THE REQUEST >> Copy every entry precisely.

DATA TO USE >>
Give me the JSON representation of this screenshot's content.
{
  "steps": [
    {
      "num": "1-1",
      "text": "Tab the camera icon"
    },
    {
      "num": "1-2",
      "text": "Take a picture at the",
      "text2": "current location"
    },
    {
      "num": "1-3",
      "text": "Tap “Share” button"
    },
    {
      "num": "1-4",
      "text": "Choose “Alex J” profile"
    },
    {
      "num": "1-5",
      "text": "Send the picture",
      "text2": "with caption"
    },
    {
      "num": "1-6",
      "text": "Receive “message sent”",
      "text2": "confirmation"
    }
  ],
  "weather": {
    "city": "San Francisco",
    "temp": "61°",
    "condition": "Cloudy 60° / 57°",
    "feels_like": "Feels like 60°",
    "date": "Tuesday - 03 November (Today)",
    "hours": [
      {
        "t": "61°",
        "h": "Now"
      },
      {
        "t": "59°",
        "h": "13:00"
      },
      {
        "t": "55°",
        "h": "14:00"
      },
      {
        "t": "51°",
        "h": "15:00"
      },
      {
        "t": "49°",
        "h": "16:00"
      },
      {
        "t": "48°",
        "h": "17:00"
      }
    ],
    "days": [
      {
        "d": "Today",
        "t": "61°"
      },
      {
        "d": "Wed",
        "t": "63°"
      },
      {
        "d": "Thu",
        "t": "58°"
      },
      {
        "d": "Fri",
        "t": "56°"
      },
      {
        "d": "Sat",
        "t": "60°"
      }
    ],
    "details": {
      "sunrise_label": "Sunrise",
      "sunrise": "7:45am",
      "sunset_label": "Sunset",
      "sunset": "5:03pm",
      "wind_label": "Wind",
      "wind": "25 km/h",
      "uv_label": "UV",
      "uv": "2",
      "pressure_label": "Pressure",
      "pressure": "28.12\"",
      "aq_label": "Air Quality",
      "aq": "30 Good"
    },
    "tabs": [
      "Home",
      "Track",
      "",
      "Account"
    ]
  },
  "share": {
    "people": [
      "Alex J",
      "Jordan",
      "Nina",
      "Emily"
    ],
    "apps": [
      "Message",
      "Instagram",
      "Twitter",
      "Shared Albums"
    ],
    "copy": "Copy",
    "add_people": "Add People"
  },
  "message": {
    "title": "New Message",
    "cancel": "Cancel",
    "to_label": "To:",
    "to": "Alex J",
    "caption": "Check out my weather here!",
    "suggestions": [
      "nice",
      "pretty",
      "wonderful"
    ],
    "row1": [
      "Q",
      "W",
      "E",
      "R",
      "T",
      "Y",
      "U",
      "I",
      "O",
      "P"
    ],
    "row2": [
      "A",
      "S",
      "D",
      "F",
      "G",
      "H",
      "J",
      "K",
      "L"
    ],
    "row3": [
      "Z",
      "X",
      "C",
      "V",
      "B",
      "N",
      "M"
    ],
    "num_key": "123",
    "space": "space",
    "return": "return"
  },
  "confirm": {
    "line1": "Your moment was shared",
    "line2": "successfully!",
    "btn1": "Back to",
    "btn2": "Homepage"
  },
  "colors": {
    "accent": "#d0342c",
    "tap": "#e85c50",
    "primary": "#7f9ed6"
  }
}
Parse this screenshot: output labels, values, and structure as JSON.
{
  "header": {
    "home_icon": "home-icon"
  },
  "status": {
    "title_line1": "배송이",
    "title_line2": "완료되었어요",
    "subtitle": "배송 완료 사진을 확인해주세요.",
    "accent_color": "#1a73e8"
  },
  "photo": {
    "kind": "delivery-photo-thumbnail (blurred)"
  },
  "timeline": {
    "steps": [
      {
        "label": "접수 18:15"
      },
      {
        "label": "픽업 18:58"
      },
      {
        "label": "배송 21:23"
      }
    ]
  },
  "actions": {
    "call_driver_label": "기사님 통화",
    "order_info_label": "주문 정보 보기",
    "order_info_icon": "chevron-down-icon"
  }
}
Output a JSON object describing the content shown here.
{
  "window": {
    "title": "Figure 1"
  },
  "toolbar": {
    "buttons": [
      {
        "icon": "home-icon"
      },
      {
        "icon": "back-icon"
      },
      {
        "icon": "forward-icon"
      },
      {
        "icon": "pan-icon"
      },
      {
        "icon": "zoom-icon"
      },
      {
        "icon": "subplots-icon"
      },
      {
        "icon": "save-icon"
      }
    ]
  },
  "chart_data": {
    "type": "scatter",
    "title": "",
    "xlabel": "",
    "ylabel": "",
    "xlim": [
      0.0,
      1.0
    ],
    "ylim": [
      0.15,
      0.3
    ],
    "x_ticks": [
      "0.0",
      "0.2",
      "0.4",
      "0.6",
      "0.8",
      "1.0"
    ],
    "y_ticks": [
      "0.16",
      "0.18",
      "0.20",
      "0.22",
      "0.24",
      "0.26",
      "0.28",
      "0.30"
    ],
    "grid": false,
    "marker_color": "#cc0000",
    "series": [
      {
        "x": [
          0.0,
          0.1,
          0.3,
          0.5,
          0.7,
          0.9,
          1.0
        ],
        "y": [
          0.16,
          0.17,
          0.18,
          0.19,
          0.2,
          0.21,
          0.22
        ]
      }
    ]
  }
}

THE COMPLETED TASK >>
Give me the JSON representation of this screenshot's content.
{
  "steps": [
    {
      "num": "1-1",
      "text": "Tab the camera icon"
    },
    {
      "num": "1-2",
      "text": "Take a picture at the",
      "text2": "current location"
    },
    {
      "num": "1-3",
      "text": "Tap “Share” button"
    },
    {
      "num": "1-4",
      "text": "Choose “Alex J” profile"
    },
    {
      "num": "1-5",
      "text": "Send the picture",
      "text2": "with caption"
    },
    {
      "num": "1-6",
      "text": "Receive “message sent”",
      "text2": "confirmation"
    }
  ],
  "weather": {
    "city": "San Francisco",
    "temp": "61°",
    "condition": "Cloudy 60° / 57°",
    "feels_like": "Feels like 60°",
    "date": "Tuesday - 03 November (Today)",
    "hours": [
      {
        "t": "61°",
        "h": "Now"
      },
      {
        "t": "59°",
        "h": "13:00"
      },
      {
        "t": "55°",
        "h": "14:00"
      },
      {
        "t": "51°",
        "h": "15:00"
      },
      {
        "t": "49°",
        "h": "16:00"
      },
      {
        "t": "48°",
        "h": "17:00"
      }
    ],
    "days": [
      {
        "d": "Today",
        "t": "61°"
      },
      {
        "d": "Wed",
        "t": "63°"
      },
      {
        "d": "Thu",
        "t": "58°"
      },
      {
        "d": "Fri",
        "t": "56°"
      },
      {
        "d": "Sat",
        "t": "60°"
      }
    ],
    "details": {
      "sunrise_label": "Sunrise",
      "sunrise": "7:45am",
      "sunset_label": "Sunset",
      "sunset": "5:03pm",
      "wind_label": "Wind",
      "wind": "25 km/h",
      "uv_label": "UV",
      "uv": "2",
      "pressure_label": "Pressure",
      "pressure": "28.12\"",
      "aq_label": "Air Quality",
      "aq": "30 Good"
    },
    "tabs": [
      "Home",
      "Track",
      "",
      "Account"
    ]
  },
  "share": {
    "people": [
      "Alex J",
      "Jordan",
      "Nina",
      "Emily"
    ],
    "apps": [
      "Message",
      "Instagram",
      "Twitter",
      "Shared Albums"
    ],
    "copy": "Copy",
    "add_people": "Add People"
  },
  "message": {
    "title": "New Message",
    "cancel": "Cancel",
    "to_label": "To:",
    "to": "Alex J",
    "caption": "Check out my weather here!",
    "suggestions": [
      "nice",
      "pretty",
      "wonderful"
    ],
    "row1": [
      "Q",
      "W",
      "E",
      "R",
      "T",
      "Y",
      "U",
      "I",
      "O",
      "P"
    ],
    "row2": [
      "A",
      "S",
      "D",
      "F",
      "G",
      "H",
      "J",
      "K",
      "L"
    ],
    "row3": [
      "Z",
      "X",
      "C",
      "V",
      "B",
      "N",
      "M"
    ],
    "num_key": "123",
    "space": "space",
    "return": "return"
  },
  "confirm": {
    "line1": "Your moment was shared",
    "line2": "successfully!",
    "btn1": "Back to",
    "btn2": "Homepage"
  },
  "colors": {
    "accent": "#d0342c",
    "tap": "#e85c50",
    "primary": "#7f9ed6"
  }
}
Parse this screenshot: output labels, values, and structure as JSON.
{
  "header": {
    "home_icon": "home-icon"
  },
  "status": {
    "title_line1": "배송이",
    "title_line2": "완료되었어요",
    "subtitle": "배송 완료 사진을 확인해주세요.",
    "accent_color": "#1a73e8"
  },
  "photo": {
    "kind": "delivery-photo-thumbnail (blurred)"
  },
  "timeline": {
    "steps": [
      {
        "label": "접수 18:15"
      },
      {
        "label": "픽업 18:58"
      },
      {
        "label": "배송 21:23"
      }
    ]
  },
  "actions": {
    "call_driver_label": "기사님 통화",
    "order_info_label": "주문 정보 보기",
    "order_info_icon": "chevron-down-icon"
  }
}
Output a JSON object describing the content shown here.
{
  "window": {
    "title": "Figure 1"
  },
  "toolbar": {
    "buttons": [
      {
        "icon": "home-icon"
      },
      {
        "icon": "back-icon"
      },
      {
        "icon": "forward-icon"
      },
      {
        "icon": "pan-icon"
      },
      {
        "icon": "zoom-icon"
      },
      {
        "icon": "subplots-icon"
      },
      {
        "icon": "save-icon"
      }
    ]
  },
  "chart_data": {
    "type": "scatter",
    "title": "",
    "xlabel": "",
    "ylabel": "",
    "xlim": [
      0.0,
      1.0
    ],
    "ylim": [
      0.15,
      0.3
    ],
    "x_ticks": [
      "0.0",
      "0.2",
      "0.4",
      "0.6",
      "0.8",
      "1.0"
    ],
    "y_ticks": [
      "0.16",
      "0.18",
      "0.20",
      "0.22",
      "0.24",
      "0.26",
      "0.28",
      "0.30"
    ],
    "grid": false,
    "marker_color": "#cc0000",
    "series": [
      {
        "x": [
          0.0,
          0.1,
          0.3,
          0.5,
          0.7,
          0.9,
          1.0
        ],
        "y": [
          0.16,
          0.17,
          0.18,
          0.19,
          0.2,
          0.21,
          0.22
        ]
      }
    ]
  }
}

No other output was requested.